=== Available data ===
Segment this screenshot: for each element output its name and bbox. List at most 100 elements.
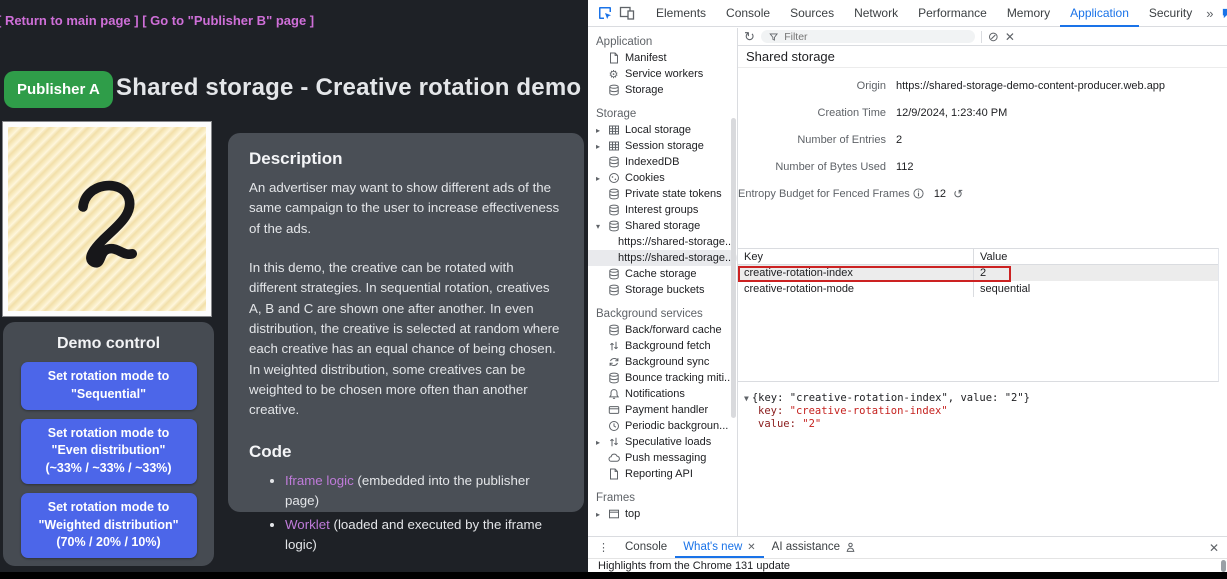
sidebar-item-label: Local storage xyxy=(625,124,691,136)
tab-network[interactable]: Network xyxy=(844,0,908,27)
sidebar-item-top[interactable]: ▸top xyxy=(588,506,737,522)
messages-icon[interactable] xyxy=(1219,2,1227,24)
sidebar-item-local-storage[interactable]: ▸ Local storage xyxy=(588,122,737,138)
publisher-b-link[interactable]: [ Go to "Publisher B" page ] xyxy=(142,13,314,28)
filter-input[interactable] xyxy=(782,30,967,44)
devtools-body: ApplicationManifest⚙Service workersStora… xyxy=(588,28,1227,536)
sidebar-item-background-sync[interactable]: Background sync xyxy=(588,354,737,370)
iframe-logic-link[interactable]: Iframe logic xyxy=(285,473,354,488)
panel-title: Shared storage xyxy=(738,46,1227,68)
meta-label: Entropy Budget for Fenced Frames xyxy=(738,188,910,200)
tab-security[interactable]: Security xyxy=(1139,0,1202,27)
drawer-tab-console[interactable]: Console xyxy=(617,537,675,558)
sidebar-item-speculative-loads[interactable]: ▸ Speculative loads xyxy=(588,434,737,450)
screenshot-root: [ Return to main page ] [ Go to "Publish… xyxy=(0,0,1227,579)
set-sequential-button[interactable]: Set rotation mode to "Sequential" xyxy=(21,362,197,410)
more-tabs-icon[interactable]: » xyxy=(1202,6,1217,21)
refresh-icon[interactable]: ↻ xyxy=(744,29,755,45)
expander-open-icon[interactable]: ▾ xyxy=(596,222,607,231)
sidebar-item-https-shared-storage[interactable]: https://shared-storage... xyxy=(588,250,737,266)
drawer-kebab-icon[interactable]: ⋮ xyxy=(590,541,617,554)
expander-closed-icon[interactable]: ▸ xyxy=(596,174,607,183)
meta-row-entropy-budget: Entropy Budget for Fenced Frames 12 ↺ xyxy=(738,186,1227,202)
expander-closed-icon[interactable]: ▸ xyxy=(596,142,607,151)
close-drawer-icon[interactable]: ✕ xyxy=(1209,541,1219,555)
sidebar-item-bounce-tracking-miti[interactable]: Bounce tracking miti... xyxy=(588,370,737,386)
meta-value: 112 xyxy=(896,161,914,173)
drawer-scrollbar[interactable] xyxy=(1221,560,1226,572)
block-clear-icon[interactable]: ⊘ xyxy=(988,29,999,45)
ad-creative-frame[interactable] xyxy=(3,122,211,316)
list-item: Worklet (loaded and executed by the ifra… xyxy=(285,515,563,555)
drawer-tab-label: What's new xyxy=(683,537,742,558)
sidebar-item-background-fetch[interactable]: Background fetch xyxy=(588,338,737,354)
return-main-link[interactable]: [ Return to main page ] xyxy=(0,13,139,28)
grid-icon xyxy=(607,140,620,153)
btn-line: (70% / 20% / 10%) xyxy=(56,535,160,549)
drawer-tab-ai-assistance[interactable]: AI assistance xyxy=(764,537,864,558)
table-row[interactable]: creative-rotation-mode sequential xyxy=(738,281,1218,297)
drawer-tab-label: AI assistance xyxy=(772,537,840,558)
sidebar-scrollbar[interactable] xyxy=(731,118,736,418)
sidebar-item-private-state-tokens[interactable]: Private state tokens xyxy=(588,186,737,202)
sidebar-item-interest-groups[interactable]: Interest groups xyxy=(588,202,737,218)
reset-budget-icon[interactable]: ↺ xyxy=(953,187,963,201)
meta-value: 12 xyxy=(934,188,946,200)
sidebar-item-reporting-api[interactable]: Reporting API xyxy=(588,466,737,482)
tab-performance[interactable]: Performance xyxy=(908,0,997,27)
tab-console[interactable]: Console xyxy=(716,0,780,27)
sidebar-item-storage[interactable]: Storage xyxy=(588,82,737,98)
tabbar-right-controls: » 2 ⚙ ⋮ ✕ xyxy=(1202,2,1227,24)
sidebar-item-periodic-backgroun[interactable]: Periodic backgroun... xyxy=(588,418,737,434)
===
Exercise directions:
Replace every "Local storage" with "Session storage" in the records above and give them again with nothing else changed, leaving out the pictures.

Reply to the task:
Segment this screenshot: for each element output its name and bbox. List at most 100 elements.
sidebar-item-label: Session storage xyxy=(625,124,691,136)
tab-network[interactable]: Network xyxy=(844,0,908,27)
sidebar-item-top[interactable]: ▸top xyxy=(588,506,737,522)
messages-icon[interactable] xyxy=(1219,2,1227,24)
sidebar-item-local-storage[interactable]: ▸ Session storage xyxy=(588,122,737,138)
publisher-b-link[interactable]: [ Go to "Publisher B" page ] xyxy=(142,13,314,28)
filter-input[interactable] xyxy=(782,30,967,44)
devtools-body: ApplicationManifest⚙Service workersStora… xyxy=(588,28,1227,536)
sidebar-item-background-sync[interactable]: Background sync xyxy=(588,354,737,370)
iframe-logic-link[interactable]: Iframe logic xyxy=(285,473,354,488)
panel-title: Shared storage xyxy=(738,46,1227,68)
meta-label: Entropy Budget for Fenced Frames xyxy=(738,188,910,200)
tab-security[interactable]: Security xyxy=(1139,0,1202,27)
drawer-tab-console[interactable]: Console xyxy=(617,537,675,558)
sidebar-item-speculative-loads[interactable]: ▸ Speculative loads xyxy=(588,434,737,450)
screenshot-root: [ Return to main page ] [ Go to "Publish… xyxy=(0,0,1227,579)
set-sequential-button[interactable]: Set rotation mode to "Sequential" xyxy=(21,362,197,410)
more-tabs-icon[interactable]: » xyxy=(1202,6,1217,21)
refresh-icon[interactable]: ↻ xyxy=(744,29,755,45)
expander-open-icon[interactable]: ▾ xyxy=(596,222,607,231)
sidebar-item-https-shared-storage[interactable]: https://shared-storage... xyxy=(588,250,737,266)
drawer-kebab-icon[interactable]: ⋮ xyxy=(590,541,617,554)
expander-closed-icon[interactable]: ▸ xyxy=(596,174,607,183)
meta-row-entropy-budget: Entropy Budget for Fenced Frames 12 ↺ xyxy=(738,186,1227,202)
expander-closed-icon[interactable]: ▸ xyxy=(596,142,607,151)
close-drawer-icon[interactable]: ✕ xyxy=(1209,541,1219,555)
sidebar-item-bounce-tracking-miti[interactable]: Bounce tracking miti... xyxy=(588,370,737,386)
meta-value: 112 xyxy=(896,161,914,173)
drawer-scrollbar[interactable] xyxy=(1221,560,1226,572)
block-clear-icon[interactable]: ⊘ xyxy=(988,29,999,45)
ad-creative-frame[interactable] xyxy=(3,122,211,316)
list-item: Worklet (loaded and executed by the ifra… xyxy=(285,515,563,555)
drawer-tab-label: What's new xyxy=(683,537,742,558)
sidebar-item-background-fetch[interactable]: Background fetch xyxy=(588,338,737,354)
return-main-link[interactable]: [ Return to main page ] xyxy=(0,13,139,28)
grid-icon xyxy=(607,140,620,153)
btn-line: (70% / 20% / 10%) xyxy=(56,535,160,549)
drawer-tab-ai-assistance[interactable]: AI assistance xyxy=(764,537,864,558)
table-row[interactable]: creative-rotation-mode sequential xyxy=(738,281,1218,297)
drawer-tab-label: AI assistance xyxy=(772,537,840,558)
sidebar-scrollbar[interactable] xyxy=(731,118,736,418)
sidebar-item-private-state-tokens[interactable]: Private state tokens xyxy=(588,186,737,202)
sidebar-item-interest-groups[interactable]: Interest groups xyxy=(588,202,737,218)
reset-budget-icon[interactable]: ↺ xyxy=(953,187,963,201)
meta-value: 12 xyxy=(934,188,946,200)
sidebar-item-reporting-api[interactable]: Reporting API xyxy=(588,466,737,482)
tab-performance[interactable]: Performance xyxy=(908,0,997,27)
tab-console[interactable]: Console xyxy=(716,0,780,27)
sidebar-item-storage[interactable]: Storage xyxy=(588,82,737,98)
tabbar-right-controls: » 2 ⚙ ⋮ ✕ xyxy=(1202,2,1227,24)
sidebar-item-periodic-backgroun[interactable]: Periodic backgroun... xyxy=(588,418,737,434)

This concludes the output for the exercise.